— Directive —
Count the lines in the records below that contain the word "slide", and reply with only that number.

— The input —

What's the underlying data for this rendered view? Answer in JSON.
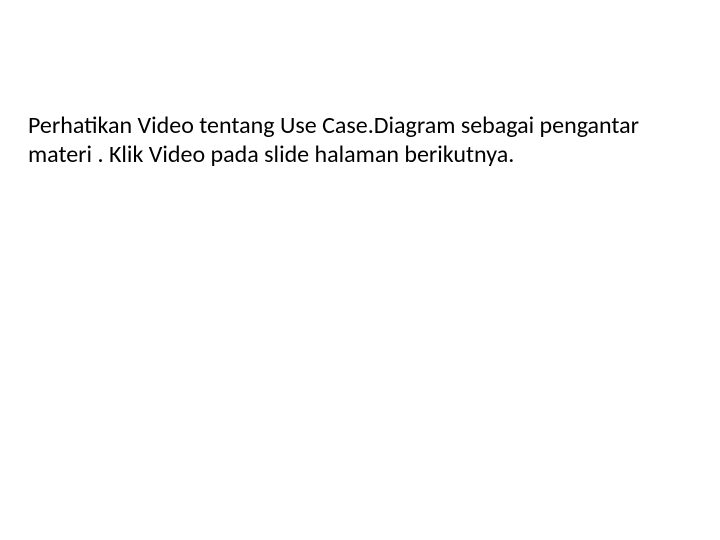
{
  "slide": {
    "body": "Perhatikan Video tentang Use Case.Diagram sebagai pengantar materi . Klik Video pada slide halaman berikutnya."
  }
}
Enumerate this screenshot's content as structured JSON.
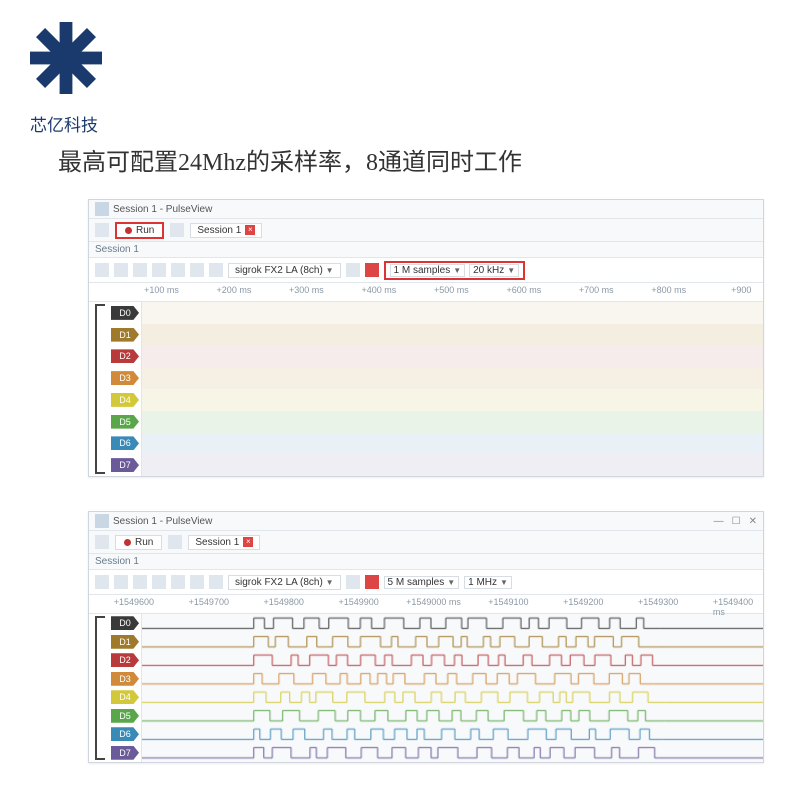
{
  "brand": "芯亿科技",
  "headline": "最高可配置24Mhz的采样率，8通道同时工作",
  "window1": {
    "title": "Session 1 - PulseView",
    "run_label": "Run",
    "session_tab": "Session 1",
    "session_header": "Session 1",
    "device": "sigrok FX2 LA (8ch)",
    "samples": "1 M samples",
    "rate": "20 kHz",
    "ruler": [
      "+100 ms",
      "+200 ms",
      "+300 ms",
      "+400 ms",
      "+500 ms",
      "+600 ms",
      "+700 ms",
      "+800 ms",
      "+900"
    ],
    "channels": [
      {
        "name": "D0",
        "color": "#3a3a3a",
        "bg": "#f9f6f0"
      },
      {
        "name": "D1",
        "color": "#9e7a2a",
        "bg": "#f4eee1"
      },
      {
        "name": "D2",
        "color": "#b83a3a",
        "bg": "#f7ecec"
      },
      {
        "name": "D3",
        "color": "#d08a3a",
        "bg": "#f5efe4"
      },
      {
        "name": "D4",
        "color": "#d2c83a",
        "bg": "#f6f5e6"
      },
      {
        "name": "D5",
        "color": "#5aa64a",
        "bg": "#eaf3e8"
      },
      {
        "name": "D6",
        "color": "#3a8ab8",
        "bg": "#e9f1f6"
      },
      {
        "name": "D7",
        "color": "#6a5a9a",
        "bg": "#efeef5"
      }
    ]
  },
  "window2": {
    "title": "Session 1 - PulseView",
    "run_label": "Run",
    "session_tab": "Session 1",
    "session_header": "Session 1",
    "device": "sigrok FX2 LA (8ch)",
    "samples": "5 M samples",
    "rate": "1 MHz",
    "ruler": [
      "+1549600",
      "+1549700",
      "+1549800",
      "+1549900",
      "+1549000 ms",
      "+1549100",
      "+1549200",
      "+1549300",
      "+1549400 ms"
    ],
    "channels": [
      {
        "name": "D0",
        "color": "#3a3a3a"
      },
      {
        "name": "D1",
        "color": "#9e7a2a"
      },
      {
        "name": "D2",
        "color": "#b83a3a"
      },
      {
        "name": "D3",
        "color": "#d08a3a"
      },
      {
        "name": "D4",
        "color": "#d2c83a"
      },
      {
        "name": "D5",
        "color": "#5aa64a"
      },
      {
        "name": "D6",
        "color": "#3a8ab8"
      },
      {
        "name": "D7",
        "color": "#6a5a9a"
      }
    ]
  }
}
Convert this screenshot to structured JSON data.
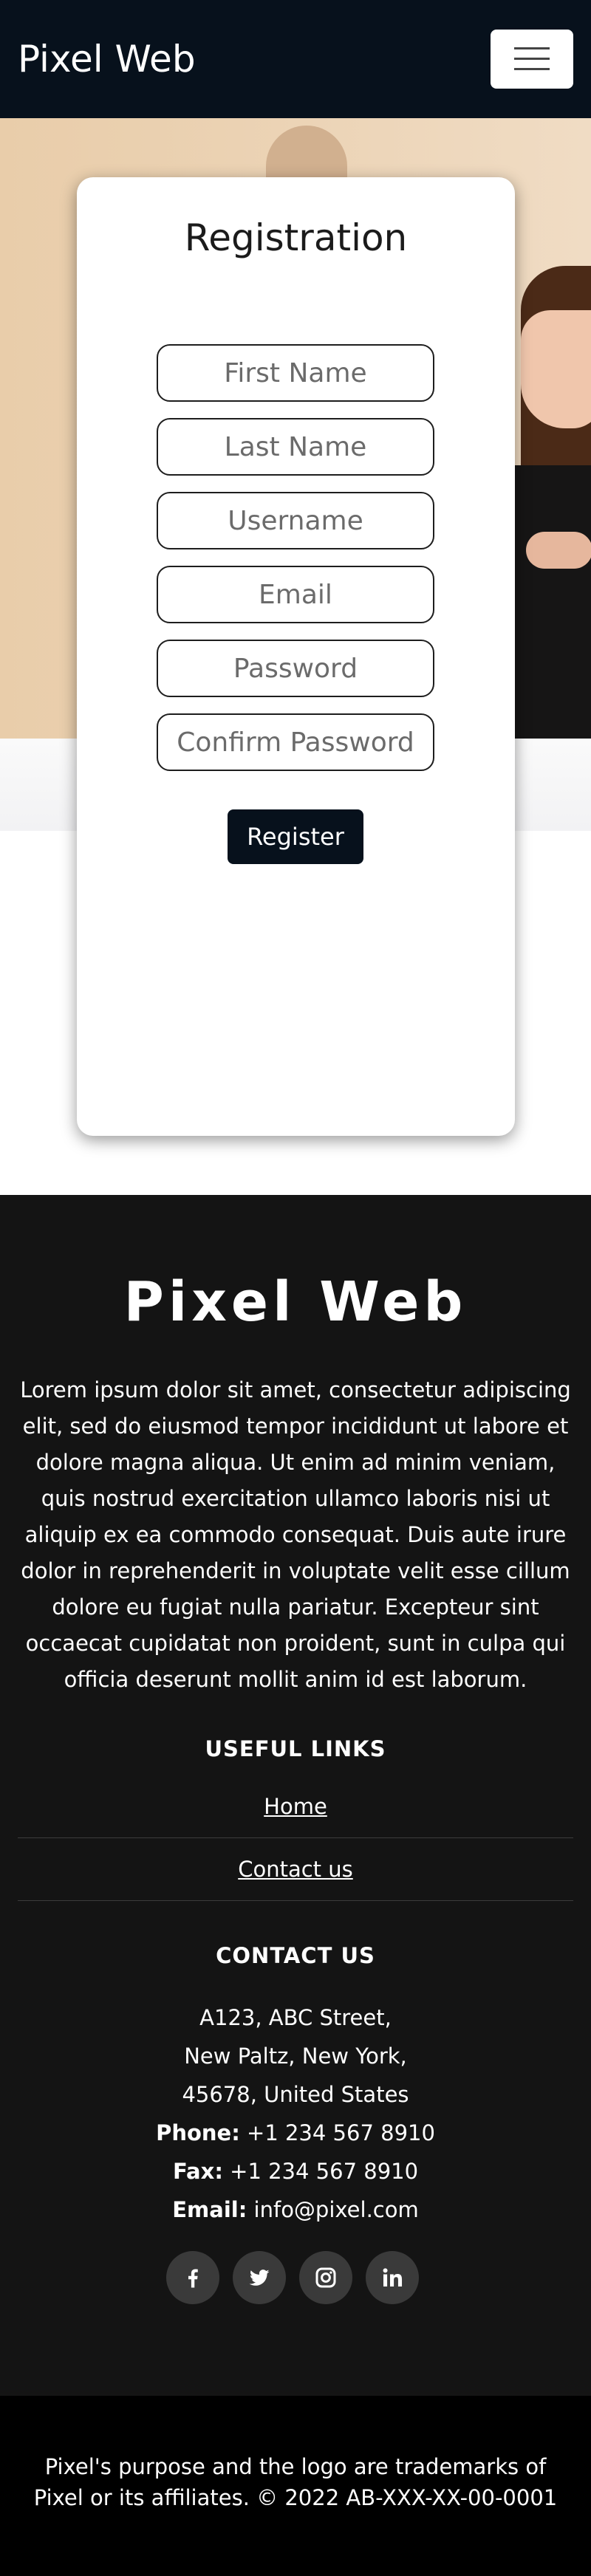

— Answer to the exercise —
2